## To do
Among the following entries, count the lines that contain "Bluetooth" and report only the result.

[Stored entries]
________________

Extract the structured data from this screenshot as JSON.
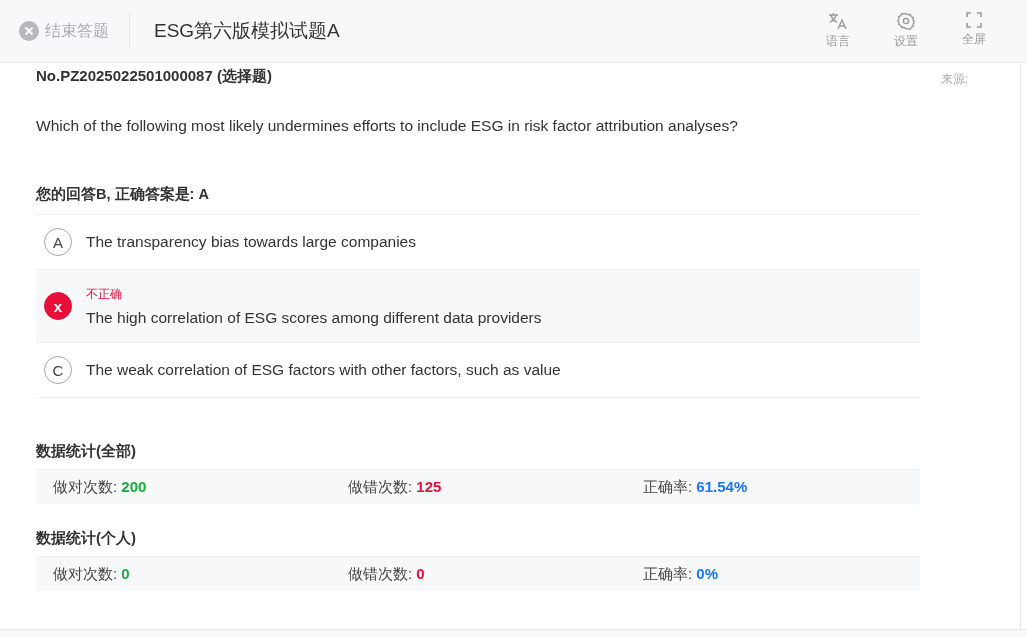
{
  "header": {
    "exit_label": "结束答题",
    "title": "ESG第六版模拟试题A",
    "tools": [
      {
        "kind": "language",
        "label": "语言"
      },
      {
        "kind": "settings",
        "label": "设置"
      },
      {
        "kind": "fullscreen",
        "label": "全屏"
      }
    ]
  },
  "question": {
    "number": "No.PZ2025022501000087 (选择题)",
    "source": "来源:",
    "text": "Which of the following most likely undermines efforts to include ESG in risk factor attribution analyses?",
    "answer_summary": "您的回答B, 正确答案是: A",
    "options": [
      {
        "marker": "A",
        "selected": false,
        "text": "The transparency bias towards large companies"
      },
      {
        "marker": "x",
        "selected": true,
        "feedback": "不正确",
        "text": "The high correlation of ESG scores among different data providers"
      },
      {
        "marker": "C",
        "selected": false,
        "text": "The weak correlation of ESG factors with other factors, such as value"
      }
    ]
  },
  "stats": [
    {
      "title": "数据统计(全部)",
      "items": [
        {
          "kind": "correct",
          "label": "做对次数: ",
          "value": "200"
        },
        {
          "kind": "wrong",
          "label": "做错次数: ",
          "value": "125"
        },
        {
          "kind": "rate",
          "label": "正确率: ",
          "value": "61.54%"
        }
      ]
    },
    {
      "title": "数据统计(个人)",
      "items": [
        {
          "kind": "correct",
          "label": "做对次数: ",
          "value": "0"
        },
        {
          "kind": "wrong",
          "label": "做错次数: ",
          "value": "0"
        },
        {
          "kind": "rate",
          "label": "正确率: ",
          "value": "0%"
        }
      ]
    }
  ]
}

________________

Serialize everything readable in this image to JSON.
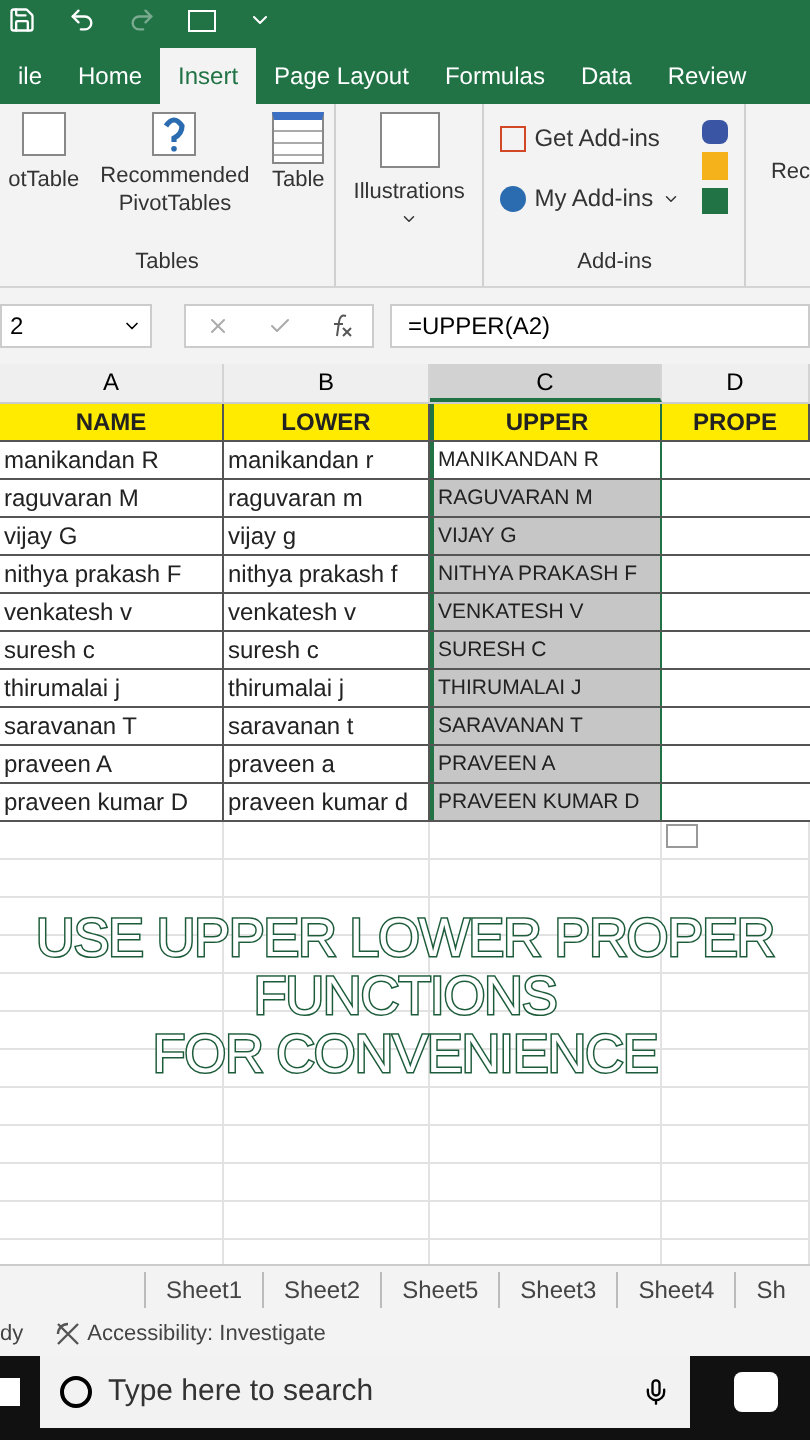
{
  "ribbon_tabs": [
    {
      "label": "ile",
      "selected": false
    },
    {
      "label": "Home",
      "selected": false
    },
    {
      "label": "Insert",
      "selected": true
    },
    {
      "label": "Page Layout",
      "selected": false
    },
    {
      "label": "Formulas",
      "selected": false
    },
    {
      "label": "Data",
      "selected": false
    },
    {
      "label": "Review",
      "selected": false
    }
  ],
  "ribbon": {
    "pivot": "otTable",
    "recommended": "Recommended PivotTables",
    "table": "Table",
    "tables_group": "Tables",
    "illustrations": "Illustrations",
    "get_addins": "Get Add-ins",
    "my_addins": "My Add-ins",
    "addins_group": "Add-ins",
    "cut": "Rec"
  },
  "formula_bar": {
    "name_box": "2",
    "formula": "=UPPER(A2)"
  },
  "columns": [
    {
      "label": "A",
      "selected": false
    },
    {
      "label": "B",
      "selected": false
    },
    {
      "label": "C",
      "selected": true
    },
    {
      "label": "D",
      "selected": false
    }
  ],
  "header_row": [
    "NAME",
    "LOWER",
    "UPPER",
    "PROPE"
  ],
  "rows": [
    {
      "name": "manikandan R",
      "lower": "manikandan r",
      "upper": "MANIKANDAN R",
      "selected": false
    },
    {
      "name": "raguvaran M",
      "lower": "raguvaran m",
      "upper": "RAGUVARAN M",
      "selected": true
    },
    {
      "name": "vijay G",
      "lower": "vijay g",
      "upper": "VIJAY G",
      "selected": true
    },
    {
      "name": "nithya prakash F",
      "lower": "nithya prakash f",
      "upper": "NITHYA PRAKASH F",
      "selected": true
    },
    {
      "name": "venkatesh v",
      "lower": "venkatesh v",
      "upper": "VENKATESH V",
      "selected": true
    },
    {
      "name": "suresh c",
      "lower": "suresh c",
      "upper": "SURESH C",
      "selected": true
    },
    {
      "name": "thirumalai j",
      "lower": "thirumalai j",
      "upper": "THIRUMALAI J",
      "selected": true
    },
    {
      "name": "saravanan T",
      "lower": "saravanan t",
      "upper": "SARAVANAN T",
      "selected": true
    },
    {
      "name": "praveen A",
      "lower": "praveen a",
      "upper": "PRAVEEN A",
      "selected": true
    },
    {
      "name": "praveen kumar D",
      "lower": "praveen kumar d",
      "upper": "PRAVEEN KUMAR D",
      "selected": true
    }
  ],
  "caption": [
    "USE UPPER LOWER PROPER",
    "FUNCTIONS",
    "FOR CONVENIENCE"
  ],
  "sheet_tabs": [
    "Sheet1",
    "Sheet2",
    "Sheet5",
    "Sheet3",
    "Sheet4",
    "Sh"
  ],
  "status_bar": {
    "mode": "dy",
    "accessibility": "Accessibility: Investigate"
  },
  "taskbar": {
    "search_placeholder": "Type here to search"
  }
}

________________

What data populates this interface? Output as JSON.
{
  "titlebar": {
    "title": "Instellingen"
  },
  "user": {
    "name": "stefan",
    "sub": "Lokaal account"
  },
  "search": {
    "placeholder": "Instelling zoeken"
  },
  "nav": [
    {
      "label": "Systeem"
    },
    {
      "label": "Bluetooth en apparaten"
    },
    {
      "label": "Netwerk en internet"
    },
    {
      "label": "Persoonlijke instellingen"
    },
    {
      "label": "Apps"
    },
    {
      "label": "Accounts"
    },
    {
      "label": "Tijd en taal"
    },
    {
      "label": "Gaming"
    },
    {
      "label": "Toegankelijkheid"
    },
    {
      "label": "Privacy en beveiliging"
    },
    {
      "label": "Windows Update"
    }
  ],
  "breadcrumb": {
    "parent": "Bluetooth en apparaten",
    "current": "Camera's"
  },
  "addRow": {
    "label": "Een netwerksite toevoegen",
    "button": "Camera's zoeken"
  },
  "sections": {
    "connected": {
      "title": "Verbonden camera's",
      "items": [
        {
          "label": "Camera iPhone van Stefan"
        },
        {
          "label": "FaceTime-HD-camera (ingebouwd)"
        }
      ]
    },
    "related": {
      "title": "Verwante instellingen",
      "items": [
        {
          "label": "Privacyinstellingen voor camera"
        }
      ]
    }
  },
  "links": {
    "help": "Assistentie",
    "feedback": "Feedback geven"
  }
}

________________

## Reply
2